►

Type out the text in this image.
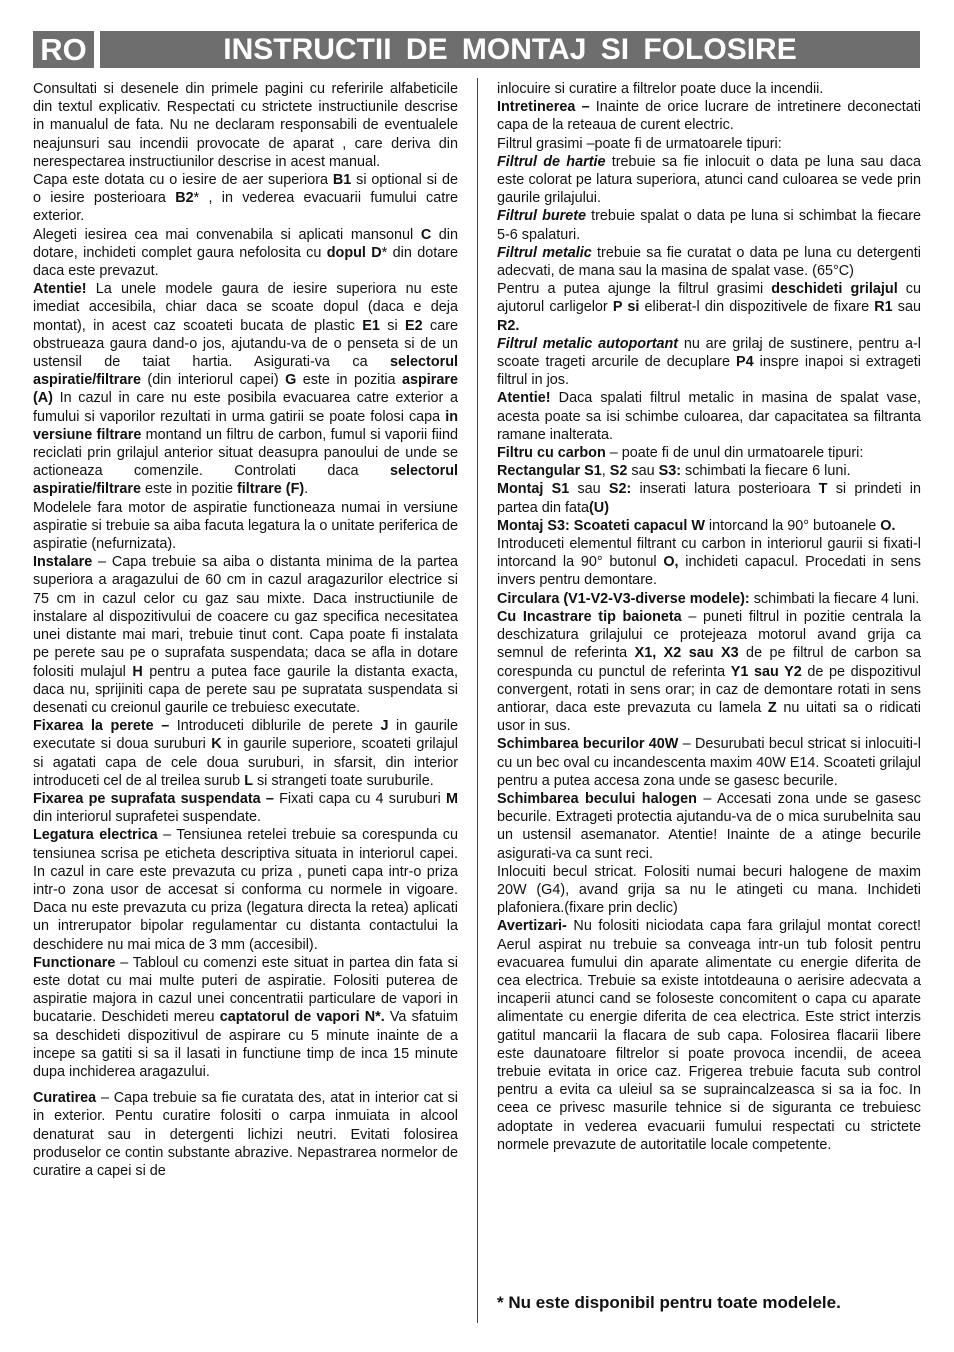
RO	INSTRUCTII DE MONTAJ SI FOLOSIRE

Consultati si desenele din primele pagini cu referirile alfabeticile din textul explicativ. Respectati cu strictete instructiunile descrise in manualul de fata. Nu ne declaram responsabili de eventualele neajunsuri sau incendii provocate de aparat , care deriva din nerespectarea instructiunilor descrise in acest manual.

Capa este dotata cu o iesire de aer superiora B1 si optional si de o iesire posterioara B2* , in vederea evacuarii fumului catre exterior.

Alegeti iesirea cea mai convenabila si aplicati mansonul C din dotare, inchideti complet gaura nefolosita cu dopul D* din dotare daca este prevazut.

Atentie! La unele modele gaura de iesire superiora nu este imediat accesibila, chiar daca se scoate dopul (daca e deja montat), in acest caz scoateti bucata de plastic E1 si E2 care obstrueaza gaura dand-o jos, ajutandu-va de o penseta si de un ustensil de taiat hartia. Asigurati-va ca selectorul aspiratie/filtrare (din interiorul capei) G este in pozitia aspirare (A) In cazul in care nu este posibila evacuarea catre exterior a fumului si vaporilor rezultati in urma gatirii se poate folosi capa in versiune filtrare montand un filtru de carbon, fumul si vaporii fiind reciclati prin grilajul anterior situat deasupra panoului de unde se actioneaza comenzile. Controlati daca selectorul aspiratie/filtrare este in pozitie filtrare (F).

Modelele fara motor de aspiratie functioneaza numai in versiune aspiratie si trebuie sa aiba facuta legatura la o unitate periferica de aspiratie (nefurnizata).

Instalare – Capa trebuie sa aiba o distanta minima de la partea superiora a aragazului de 60 cm in cazul aragazurilor electrice si 75 cm in cazul celor cu gaz sau mixte. Daca instructiunile de instalare al dispozitivului de coacere cu gaz specifica necesitatea unei distante mai mari, trebuie tinut cont. Capa poate fi instalata pe perete sau pe o suprafata suspendata; daca se afla in dotare folositi mulajul H pentru a putea face gaurile la distanta exacta, daca nu, sprijiniti capa de perete sau pe supratata suspendata si desenati cu creionul gaurile ce trebuiesc executate.

Fixarea la perete – Introduceti diblurile de perete J in gaurile executate si doua suruburi K in gaurile superiore, scoateti grilajul si agatati capa de cele doua suruburi, in sfarsit, din interior introduceti cel de al treilea surub L si strangeti toate suruburile.

Fixarea pe suprafata suspendata – Fixati capa cu 4 suruburi M din interiorul suprafetei suspendate.

Legatura electrica – Tensiunea retelei trebuie sa corespunda cu tensiunea scrisa pe eticheta descriptiva situata in interiorul capei. In cazul in care este prevazuta cu priza , puneti capa intr-o priza intr-o zona usor de accesat si conforma cu normele in vigoare. Daca nu este prevazuta cu priza (legatura directa la retea) aplicati un intrerupator bipolar regulamentar cu distanta contactului la deschidere nu mai mica de 3 mm (accesibil).

Functionare – Tabloul cu comenzi este situat in partea din fata si este dotat cu mai multe puteri de aspiratie. Folositi puterea de aspiratie majora in cazul unei concentratii particulare de vapori in bucatarie. Deschideti mereu captatorul de vapori N*. Va sfatuim sa deschideti dispozitivul de aspirare cu 5 minute inainte de a incepe sa gatiti si sa il lasati in functiune timp de inca 15 minute dupa inchiderea aragazului.

Curatirea – Capa trebuie sa fie curatata des, atat in interior cat si in exterior. Pentu curatire folositi o carpa inmuiata in alcool denaturat sau in detergenti lichizi neutri. Evitati folosirea produselor ce contin substante abrazive. Nepastrarea normelor de curatire a capei si de

inlocuire si curatire a filtrelor poate duce la incendii.

Intretinerea – Inainte de orice lucrare de intretinere deconectati capa de la reteaua de curent electric.

Filtrul grasimi –poate fi de urmatoarele tipuri:

Filtrul de hartie trebuie sa fie inlocuit o data pe luna sau daca este colorat pe latura superiora, atunci cand culoarea se vede prin gaurile grilajului.

Filtrul burete trebuie spalat o data pe luna si schimbat la fiecare 5-6 spalaturi.

Filtrul metalic trebuie sa fie curatat o data pe luna cu detergenti adecvati, de mana sau la masina de spalat vase. (65°C)

Pentru a putea ajunge la filtrul grasimi deschideti grilajul cu ajutorul carligelor P si eliberat-l din dispozitivele de fixare R1 sau R2.

Filtrul metalic autoportant nu are grilaj de sustinere, pentru a-l scoate trageti arcurile de decuplare P4 inspre inapoi si extrageti filtrul in jos.

Atentie! Daca spalati filtrul metalic in masina de spalat vase, acesta poate sa isi schimbe culoarea, dar capacitatea sa filtranta ramane inalterata.

Filtru cu carbon – poate fi de unul din urmatoarele tipuri:

Rectangular S1, S2 sau S3: schimbati la fiecare 6 luni.

Montaj S1 sau S2: inserati latura posterioara T si prindeti in partea din fata(U)

Montaj S3: Scoateti capacul W intorcand la 90° butoanele O.

Introduceti elementul filtrant cu carbon in interiorul gaurii si fixati-l intorcand la 90° butonul O, inchideti capacul. Procedati in sens invers pentru demontare.

Circulara (V1-V2-V3-diverse modele): schimbati la fiecare 4 luni.

Cu Incastrare tip baioneta – puneti filtrul in pozitie centrala la deschizatura grilajului ce protejeaza motorul avand grija ca semnul de referinta X1, X2 sau X3 de pe filtrul de carbon sa corespunda cu punctul de referinta Y1 sau Y2 de pe dispozitivul convergent, rotati in sens orar; in caz de demontare rotati in sens antiorar, daca este prevazuta cu lamela Z nu uitati sa o ridicati usor in sus.

Schimbarea becurilor 40W – Desurubati becul stricat si inlocuiti-l cu un bec oval cu incandescenta maxim 40W E14. Scoateti grilajul pentru a putea accesa zona unde se gasesc becurile.

Schimbarea becului halogen – Accesati zona unde se gasesc becurile. Extrageti protectia ajutandu-va de o mica surubelnita sau un ustensil asemanator. Atentie! Inainte de a atinge becurile asigurati-va ca sunt reci.

Inlocuiti becul stricat. Folositi numai becuri halogene de maxim 20W (G4), avand grija sa nu le atingeti cu mana. Inchideti plafoniera.(fixare prin declic)

Avertizari- Nu folositi niciodata capa fara grilajul montat corect! Aerul aspirat nu trebuie sa conveaga intr-un tub folosit pentru evacuarea fumului din aparate alimentate cu energie diferita de cea electrica. Trebuie sa existe intotdeauna o aerisire adecvata a incaperii atunci cand se foloseste concomitent o capa cu aparate alimentate cu energie diferita de cea electrica. Este strict interzis gatitul mancarii la flacara de sub capa. Folosirea flacarii libere este daunatoare filtrelor si poate provoca incendii, de aceea trebuie evitata in orice caz. Frigerea trebuie facuta sub control pentru a evita ca uleiul sa se supraincalzeasca si sa ia foc. In ceea ce privesc masurile tehnice si de siguranta ce trebuiesc adoptate in vederea evacuarii fumului respectati cu strictete normele prevazute de autoritatile locale competente.

* Nu este disponibil pentru toate modelele.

◄

◆ **Set exercise**
Quote every record above exactly, leaving out any pictures.

◆ **Solution to the problem**
Type out the text in this image.
RO	INSTRUCTII DE MONTAJ SI FOLOSIRE

Consultati si desenele din primele pagini cu referirile alfabeticile din textul explicativ. Respectati cu strictete instructiunile descrise in manualul de fata. Nu ne declaram responsabili de eventualele neajunsuri sau incendii provocate de aparat , care deriva din nerespectarea instructiunilor descrise in acest manual.

Capa este dotata cu o iesire de aer superiora B1 si optional si de o iesire posterioara B2* , in vederea evacuarii fumului catre exterior.

Alegeti iesirea cea mai convenabila si aplicati mansonul C din dotare, inchideti complet gaura nefolosita cu dopul D* din dotare daca este prevazut.

Atentie! La unele modele gaura de iesire superiora nu este imediat accesibila, chiar daca se scoate dopul (daca e deja montat), in acest caz scoateti bucata de plastic E1 si E2 care obstrueaza gaura dand-o jos, ajutandu-va de o penseta si de un ustensil de taiat hartia. Asigurati-va ca selectorul aspiratie/filtrare (din interiorul capei) G este in pozitia aspirare (A) In cazul in care nu este posibila evacuarea catre exterior a fumului si vaporilor rezultati in urma gatirii se poate folosi capa in versiune filtrare montand un filtru de carbon, fumul si vaporii fiind reciclati prin grilajul anterior situat deasupra panoului de unde se actioneaza comenzile. Controlati daca selectorul aspiratie/filtrare este in pozitie filtrare (F).

Modelele fara motor de aspiratie functioneaza numai in versiune aspiratie si trebuie sa aiba facuta legatura la o unitate periferica de aspiratie (nefurnizata).

Instalare – Capa trebuie sa aiba o distanta minima de la partea superiora a aragazului de 60 cm in cazul aragazurilor electrice si 75 cm in cazul celor cu gaz sau mixte. Daca instructiunile de instalare al dispozitivului de coacere cu gaz specifica necesitatea unei distante mai mari, trebuie tinut cont. Capa poate fi instalata pe perete sau pe o suprafata suspendata; daca se afla in dotare folositi mulajul H pentru a putea face gaurile la distanta exacta, daca nu, sprijiniti capa de perete sau pe supratata suspendata si desenati cu creionul gaurile ce trebuiesc executate.

Fixarea la perete – Introduceti diblurile de perete J in gaurile executate si doua suruburi K in gaurile superiore, scoateti grilajul si agatati capa de cele doua suruburi, in sfarsit, din interior introduceti cel de al treilea surub L si strangeti toate suruburile.

Fixarea pe suprafata suspendata – Fixati capa cu 4 suruburi M din interiorul suprafetei suspendate.

Legatura electrica – Tensiunea retelei trebuie sa corespunda cu tensiunea scrisa pe eticheta descriptiva situata in interiorul capei. In cazul in care este prevazuta cu priza , puneti capa intr-o priza intr-o zona usor de accesat si conforma cu normele in vigoare. Daca nu este prevazuta cu priza (legatura directa la retea) aplicati un intrerupator bipolar regulamentar cu distanta contactului la deschidere nu mai mica de 3 mm (accesibil).

Functionare – Tabloul cu comenzi este situat in partea din fata si este dotat cu mai multe puteri de aspiratie. Folositi puterea de aspiratie majora in cazul unei concentratii particulare de vapori in bucatarie. Deschideti mereu captatorul de vapori N*. Va sfatuim sa deschideti dispozitivul de aspirare cu 5 minute inainte de a incepe sa gatiti si sa il lasati in functiune timp de inca 15 minute dupa inchiderea aragazului.

Curatirea – Capa trebuie sa fie curatata des, atat in interior cat si in exterior. Pentu curatire folositi o carpa inmuiata in alcool denaturat sau in detergenti lichizi neutri. Evitati folosirea produselor ce contin substante abrazive. Nepastrarea normelor de curatire a capei si de

inlocuire si curatire a filtrelor poate duce la incendii.

Intretinerea – Inainte de orice lucrare de intretinere deconectati capa de la reteaua de curent electric.

Filtrul grasimi –poate fi de urmatoarele tipuri:

Filtrul de hartie trebuie sa fie inlocuit o data pe luna sau daca este colorat pe latura superiora, atunci cand culoarea se vede prin gaurile grilajului.

Filtrul burete trebuie spalat o data pe luna si schimbat la fiecare 5-6 spalaturi.

Filtrul metalic trebuie sa fie curatat o data pe luna cu detergenti adecvati, de mana sau la masina de spalat vase. (65°C)

Pentru a putea ajunge la filtrul grasimi deschideti grilajul cu ajutorul carligelor P si eliberat-l din dispozitivele de fixare R1 sau R2.

Filtrul metalic autoportant nu are grilaj de sustinere, pentru a-l scoate trageti arcurile de decuplare P4 inspre inapoi si extrageti filtrul in jos.

Atentie! Daca spalati filtrul metalic in masina de spalat vase, acesta poate sa isi schimbe culoarea, dar capacitatea sa filtranta ramane inalterata.

Filtru cu carbon – poate fi de unul din urmatoarele tipuri:

Rectangular S1, S2 sau S3: schimbati la fiecare 6 luni.

Montaj S1 sau S2: inserati latura posterioara T si prindeti in partea din fata(U)

Montaj S3: Scoateti capacul W intorcand la 90° butoanele O.

Introduceti elementul filtrant cu carbon in interiorul gaurii si fixati-l intorcand la 90° butonul O, inchideti capacul. Procedati in sens invers pentru demontare.

Circulara (V1-V2-V3-diverse modele): schimbati la fiecare 4 luni.

Cu Incastrare tip baioneta – puneti filtrul in pozitie centrala la deschizatura grilajului ce protejeaza motorul avand grija ca semnul de referinta X1, X2 sau X3 de pe filtrul de carbon sa corespunda cu punctul de referinta Y1 sau Y2 de pe dispozitivul convergent, rotati in sens orar; in caz de demontare rotati in sens antiorar, daca este prevazuta cu lamela Z nu uitati sa o ridicati usor in sus.

Schimbarea becurilor 40W – Desurubati becul stricat si inlocuiti-l cu un bec oval cu incandescenta maxim 40W E14. Scoateti grilajul pentru a putea accesa zona unde se gasesc becurile.

Schimbarea becului halogen – Accesati zona unde se gasesc becurile. Extrageti protectia ajutandu-va de o mica surubelnita sau un ustensil asemanator. Atentie! Inainte de a atinge becurile asigurati-va ca sunt reci.

Inlocuiti becul stricat. Folositi numai becuri halogene de maxim 20W (G4), avand grija sa nu le atingeti cu mana. Inchideti plafoniera.(fixare prin declic)

Avertizari- Nu folositi niciodata capa fara grilajul montat corect! Aerul aspirat nu trebuie sa conveaga intr-un tub folosit pentru evacuarea fumului din aparate alimentate cu energie diferita de cea electrica. Trebuie sa existe intotdeauna o aerisire adecvata a incaperii atunci cand se foloseste concomitent o capa cu aparate alimentate cu energie diferita de cea electrica. Este strict interzis gatitul mancarii la flacara de sub capa. Folosirea flacarii libere este daunatoare filtrelor si poate provoca incendii, de aceea trebuie evitata in orice caz. Frigerea trebuie facuta sub control pentru a evita ca uleiul sa se supraincalzeasca si sa ia foc. In ceea ce privesc masurile tehnice si de siguranta ce trebuiesc adoptate in vederea evacuarii fumului respectati cu strictete normele prevazute de autoritatile locale competente.

* Nu este disponibil pentru toate modelele.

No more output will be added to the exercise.